What is being asked :: Each line that follows should be printed again exactly as it stands.

Stored data entries
---

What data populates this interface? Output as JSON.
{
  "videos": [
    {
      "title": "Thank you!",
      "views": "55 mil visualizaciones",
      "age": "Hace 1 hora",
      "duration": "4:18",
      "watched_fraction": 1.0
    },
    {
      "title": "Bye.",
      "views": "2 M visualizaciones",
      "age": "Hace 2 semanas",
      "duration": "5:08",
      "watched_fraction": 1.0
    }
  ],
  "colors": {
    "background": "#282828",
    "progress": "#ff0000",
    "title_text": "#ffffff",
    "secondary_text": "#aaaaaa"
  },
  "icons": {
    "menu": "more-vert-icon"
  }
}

---

Full solution ::
What data populates this interface? Output as JSON.
{
  "videos": [
    {
      "title": "Thank you!",
      "views": "55 mil visualizaciones",
      "age": "Hace 1 hora",
      "duration": "4:18",
      "watched_fraction": 1.0
    },
    {
      "title": "Bye.",
      "views": "2 M visualizaciones",
      "age": "Hace 2 semanas",
      "duration": "5:08",
      "watched_fraction": 1.0
    }
  ],
  "colors": {
    "background": "#282828",
    "progress": "#ff0000",
    "title_text": "#ffffff",
    "secondary_text": "#aaaaaa"
  },
  "icons": {
    "menu": "more-vert-icon"
  }
}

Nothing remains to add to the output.